====== Data provided
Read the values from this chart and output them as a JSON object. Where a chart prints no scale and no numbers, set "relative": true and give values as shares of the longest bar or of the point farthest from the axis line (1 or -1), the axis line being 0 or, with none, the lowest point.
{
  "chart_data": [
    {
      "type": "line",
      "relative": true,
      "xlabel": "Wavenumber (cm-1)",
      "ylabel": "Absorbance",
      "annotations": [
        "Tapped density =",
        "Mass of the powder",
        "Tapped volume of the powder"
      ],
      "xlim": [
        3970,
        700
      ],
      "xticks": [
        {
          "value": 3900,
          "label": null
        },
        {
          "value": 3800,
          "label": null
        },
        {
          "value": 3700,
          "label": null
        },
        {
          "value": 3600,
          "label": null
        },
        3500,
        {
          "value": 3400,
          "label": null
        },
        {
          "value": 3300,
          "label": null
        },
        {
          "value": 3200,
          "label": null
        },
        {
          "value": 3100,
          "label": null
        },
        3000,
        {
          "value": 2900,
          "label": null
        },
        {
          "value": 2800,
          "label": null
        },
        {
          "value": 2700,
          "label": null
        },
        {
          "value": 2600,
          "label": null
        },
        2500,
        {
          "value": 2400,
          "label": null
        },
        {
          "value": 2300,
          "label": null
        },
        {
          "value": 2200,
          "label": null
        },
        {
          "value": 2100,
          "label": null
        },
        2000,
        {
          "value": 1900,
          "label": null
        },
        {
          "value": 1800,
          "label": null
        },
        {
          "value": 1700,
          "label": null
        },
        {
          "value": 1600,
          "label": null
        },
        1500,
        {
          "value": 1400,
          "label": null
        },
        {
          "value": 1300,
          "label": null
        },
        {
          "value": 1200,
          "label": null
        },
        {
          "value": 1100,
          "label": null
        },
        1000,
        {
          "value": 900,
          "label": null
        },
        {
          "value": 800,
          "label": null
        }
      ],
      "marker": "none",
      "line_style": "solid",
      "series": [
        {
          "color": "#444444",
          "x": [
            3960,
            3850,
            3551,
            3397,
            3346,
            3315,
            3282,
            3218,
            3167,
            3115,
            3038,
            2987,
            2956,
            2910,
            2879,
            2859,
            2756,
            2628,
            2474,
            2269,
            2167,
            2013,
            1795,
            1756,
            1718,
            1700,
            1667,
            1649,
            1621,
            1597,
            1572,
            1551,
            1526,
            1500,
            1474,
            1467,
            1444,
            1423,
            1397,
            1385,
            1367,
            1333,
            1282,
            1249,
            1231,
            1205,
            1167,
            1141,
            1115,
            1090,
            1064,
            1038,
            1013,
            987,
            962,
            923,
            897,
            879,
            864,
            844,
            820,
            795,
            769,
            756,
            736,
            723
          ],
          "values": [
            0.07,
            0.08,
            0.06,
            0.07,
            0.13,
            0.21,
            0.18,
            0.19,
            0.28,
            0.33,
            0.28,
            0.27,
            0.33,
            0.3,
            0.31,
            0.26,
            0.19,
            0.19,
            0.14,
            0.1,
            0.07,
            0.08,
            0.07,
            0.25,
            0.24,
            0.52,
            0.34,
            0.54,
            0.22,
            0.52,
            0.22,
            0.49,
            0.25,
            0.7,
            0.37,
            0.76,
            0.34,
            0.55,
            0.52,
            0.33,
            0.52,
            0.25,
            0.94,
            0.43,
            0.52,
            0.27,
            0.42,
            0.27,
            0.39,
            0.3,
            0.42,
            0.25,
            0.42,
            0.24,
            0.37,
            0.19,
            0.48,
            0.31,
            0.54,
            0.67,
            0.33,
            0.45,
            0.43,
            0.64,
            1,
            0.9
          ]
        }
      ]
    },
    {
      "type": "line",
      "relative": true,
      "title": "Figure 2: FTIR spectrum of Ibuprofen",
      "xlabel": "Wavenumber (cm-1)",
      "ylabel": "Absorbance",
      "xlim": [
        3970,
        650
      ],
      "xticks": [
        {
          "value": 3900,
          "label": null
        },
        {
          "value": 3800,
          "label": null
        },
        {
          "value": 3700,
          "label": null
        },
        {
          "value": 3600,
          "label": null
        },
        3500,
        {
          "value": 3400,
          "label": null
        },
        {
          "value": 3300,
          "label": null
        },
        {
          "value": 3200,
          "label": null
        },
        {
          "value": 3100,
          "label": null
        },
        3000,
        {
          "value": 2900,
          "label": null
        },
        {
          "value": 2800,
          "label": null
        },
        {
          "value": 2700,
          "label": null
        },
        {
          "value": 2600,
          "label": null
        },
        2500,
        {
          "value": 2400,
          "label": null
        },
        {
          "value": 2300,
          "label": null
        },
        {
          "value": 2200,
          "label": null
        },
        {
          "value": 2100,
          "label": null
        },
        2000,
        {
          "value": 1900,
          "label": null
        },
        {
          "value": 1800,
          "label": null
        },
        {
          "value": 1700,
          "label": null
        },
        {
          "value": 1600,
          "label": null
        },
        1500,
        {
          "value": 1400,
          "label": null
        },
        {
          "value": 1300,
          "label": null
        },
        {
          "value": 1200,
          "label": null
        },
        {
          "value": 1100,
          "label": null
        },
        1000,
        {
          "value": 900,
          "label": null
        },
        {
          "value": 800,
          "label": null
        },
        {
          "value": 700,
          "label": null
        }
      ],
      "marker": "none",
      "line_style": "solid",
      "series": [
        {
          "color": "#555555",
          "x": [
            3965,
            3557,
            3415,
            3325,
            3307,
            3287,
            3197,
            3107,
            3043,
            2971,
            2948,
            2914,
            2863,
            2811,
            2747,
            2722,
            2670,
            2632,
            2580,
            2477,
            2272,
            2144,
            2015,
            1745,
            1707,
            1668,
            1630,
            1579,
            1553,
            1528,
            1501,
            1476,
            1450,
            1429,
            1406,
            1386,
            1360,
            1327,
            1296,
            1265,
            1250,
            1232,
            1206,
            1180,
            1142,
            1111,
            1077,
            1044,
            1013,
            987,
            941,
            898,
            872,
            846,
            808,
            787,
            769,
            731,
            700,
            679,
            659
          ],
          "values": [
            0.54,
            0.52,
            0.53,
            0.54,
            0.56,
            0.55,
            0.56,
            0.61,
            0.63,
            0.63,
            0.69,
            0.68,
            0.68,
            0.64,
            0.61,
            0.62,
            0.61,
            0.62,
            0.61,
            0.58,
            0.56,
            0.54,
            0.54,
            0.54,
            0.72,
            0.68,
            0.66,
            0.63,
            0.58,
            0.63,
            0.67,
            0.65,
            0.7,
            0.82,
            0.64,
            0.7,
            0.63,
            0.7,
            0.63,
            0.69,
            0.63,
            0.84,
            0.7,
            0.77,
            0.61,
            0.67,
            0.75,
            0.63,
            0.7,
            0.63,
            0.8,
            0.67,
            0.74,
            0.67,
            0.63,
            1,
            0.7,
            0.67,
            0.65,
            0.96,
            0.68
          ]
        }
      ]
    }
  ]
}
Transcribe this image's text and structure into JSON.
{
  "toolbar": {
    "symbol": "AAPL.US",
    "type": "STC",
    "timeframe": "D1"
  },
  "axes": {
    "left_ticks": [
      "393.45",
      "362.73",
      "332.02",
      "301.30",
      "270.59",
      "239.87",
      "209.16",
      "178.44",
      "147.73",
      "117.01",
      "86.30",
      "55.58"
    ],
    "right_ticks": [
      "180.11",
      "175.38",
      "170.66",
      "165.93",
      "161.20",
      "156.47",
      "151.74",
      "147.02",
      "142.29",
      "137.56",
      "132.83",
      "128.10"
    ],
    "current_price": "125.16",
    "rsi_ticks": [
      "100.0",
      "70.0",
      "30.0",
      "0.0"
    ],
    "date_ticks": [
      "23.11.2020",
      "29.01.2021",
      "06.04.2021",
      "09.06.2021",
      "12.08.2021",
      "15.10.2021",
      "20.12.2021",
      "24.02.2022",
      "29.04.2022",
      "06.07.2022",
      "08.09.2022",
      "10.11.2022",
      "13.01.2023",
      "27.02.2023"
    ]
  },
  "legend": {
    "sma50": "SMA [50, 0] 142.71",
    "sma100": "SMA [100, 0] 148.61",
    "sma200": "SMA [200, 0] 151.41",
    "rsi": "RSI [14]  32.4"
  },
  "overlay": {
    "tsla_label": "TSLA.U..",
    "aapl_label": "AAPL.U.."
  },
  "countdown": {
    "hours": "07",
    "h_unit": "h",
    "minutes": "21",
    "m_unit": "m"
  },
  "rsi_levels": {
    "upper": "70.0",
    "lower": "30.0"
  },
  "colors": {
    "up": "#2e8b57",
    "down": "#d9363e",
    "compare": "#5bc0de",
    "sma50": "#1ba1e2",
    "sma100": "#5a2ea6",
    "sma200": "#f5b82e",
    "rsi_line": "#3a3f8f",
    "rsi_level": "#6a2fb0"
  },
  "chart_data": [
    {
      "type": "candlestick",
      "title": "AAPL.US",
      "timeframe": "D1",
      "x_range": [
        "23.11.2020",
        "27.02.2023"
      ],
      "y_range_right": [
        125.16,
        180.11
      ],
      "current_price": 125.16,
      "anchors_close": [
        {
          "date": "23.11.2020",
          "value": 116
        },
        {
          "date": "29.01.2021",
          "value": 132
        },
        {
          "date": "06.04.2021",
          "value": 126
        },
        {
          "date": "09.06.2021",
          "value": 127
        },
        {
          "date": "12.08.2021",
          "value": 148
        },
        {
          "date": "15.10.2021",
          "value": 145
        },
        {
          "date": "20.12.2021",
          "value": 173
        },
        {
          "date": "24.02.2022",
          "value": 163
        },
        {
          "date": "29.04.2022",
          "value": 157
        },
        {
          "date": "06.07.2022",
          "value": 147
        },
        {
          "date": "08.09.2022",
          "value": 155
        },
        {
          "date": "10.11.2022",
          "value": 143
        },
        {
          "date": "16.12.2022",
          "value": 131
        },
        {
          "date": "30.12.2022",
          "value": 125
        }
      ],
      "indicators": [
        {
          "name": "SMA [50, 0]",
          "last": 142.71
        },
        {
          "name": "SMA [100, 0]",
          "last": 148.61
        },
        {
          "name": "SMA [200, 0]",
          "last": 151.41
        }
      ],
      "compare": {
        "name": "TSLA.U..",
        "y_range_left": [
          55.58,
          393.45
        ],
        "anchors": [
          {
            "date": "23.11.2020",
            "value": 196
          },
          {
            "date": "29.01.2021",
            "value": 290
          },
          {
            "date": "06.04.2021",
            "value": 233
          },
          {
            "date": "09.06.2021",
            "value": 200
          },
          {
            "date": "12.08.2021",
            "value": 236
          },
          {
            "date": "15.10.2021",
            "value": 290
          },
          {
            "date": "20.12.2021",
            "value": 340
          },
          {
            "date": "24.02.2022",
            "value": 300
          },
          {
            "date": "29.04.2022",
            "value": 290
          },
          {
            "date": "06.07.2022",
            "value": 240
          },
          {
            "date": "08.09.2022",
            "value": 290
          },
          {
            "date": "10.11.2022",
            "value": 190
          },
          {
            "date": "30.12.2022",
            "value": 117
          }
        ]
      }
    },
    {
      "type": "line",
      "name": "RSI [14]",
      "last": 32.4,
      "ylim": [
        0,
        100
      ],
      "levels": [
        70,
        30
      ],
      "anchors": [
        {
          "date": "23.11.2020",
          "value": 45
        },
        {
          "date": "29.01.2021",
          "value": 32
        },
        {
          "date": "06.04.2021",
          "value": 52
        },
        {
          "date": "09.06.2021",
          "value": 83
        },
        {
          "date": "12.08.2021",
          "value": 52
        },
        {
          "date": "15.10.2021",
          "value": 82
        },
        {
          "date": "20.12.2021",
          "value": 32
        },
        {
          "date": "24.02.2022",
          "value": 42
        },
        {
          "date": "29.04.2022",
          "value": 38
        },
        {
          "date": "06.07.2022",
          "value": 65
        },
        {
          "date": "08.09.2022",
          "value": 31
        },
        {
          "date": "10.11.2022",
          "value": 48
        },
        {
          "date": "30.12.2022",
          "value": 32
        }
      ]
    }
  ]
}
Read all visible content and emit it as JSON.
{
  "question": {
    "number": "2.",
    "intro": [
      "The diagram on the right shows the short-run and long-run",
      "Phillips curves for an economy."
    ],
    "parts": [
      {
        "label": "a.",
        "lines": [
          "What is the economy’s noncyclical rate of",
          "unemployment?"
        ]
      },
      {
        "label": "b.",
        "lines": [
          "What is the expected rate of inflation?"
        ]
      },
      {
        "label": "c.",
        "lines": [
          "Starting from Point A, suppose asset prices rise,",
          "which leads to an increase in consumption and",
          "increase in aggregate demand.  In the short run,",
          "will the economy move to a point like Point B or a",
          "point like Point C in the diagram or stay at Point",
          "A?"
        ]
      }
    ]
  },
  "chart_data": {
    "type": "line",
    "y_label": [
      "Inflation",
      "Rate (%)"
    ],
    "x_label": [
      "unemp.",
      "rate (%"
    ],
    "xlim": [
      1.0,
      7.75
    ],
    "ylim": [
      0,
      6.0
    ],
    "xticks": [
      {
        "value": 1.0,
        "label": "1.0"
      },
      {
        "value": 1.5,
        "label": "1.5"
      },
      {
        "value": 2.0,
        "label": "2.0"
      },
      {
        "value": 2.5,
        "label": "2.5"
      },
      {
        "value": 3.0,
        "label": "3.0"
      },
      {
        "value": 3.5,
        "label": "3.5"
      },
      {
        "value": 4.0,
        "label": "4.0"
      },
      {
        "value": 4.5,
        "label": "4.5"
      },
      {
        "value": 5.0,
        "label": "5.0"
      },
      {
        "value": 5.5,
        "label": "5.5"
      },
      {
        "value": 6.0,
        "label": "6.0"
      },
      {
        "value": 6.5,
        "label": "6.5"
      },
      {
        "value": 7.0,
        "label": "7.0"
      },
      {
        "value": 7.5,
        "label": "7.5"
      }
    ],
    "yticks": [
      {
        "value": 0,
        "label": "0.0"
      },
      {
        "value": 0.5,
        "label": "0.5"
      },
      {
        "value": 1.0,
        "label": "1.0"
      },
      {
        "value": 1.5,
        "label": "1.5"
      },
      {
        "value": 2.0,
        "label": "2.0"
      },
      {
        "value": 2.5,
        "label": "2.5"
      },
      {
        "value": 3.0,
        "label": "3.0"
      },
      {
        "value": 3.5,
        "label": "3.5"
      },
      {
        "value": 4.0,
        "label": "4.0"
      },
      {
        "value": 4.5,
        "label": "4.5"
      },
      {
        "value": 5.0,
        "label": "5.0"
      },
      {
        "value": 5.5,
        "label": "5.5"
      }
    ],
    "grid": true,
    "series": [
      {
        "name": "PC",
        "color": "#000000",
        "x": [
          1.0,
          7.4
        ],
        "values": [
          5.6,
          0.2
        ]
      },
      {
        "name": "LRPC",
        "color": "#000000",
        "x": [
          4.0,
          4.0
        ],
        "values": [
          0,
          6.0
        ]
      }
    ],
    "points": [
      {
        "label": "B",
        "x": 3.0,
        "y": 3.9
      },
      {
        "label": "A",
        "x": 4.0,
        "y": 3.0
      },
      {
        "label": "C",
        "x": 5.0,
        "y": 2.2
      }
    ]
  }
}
============
▶ **Stated exercise**:
Identify the lines in the entries that hold "increase" and return each one.

▶ **Answer for the task**:
          "which leads to an increase in consumption and",
          "increase in aggregate demand.  In the short run,",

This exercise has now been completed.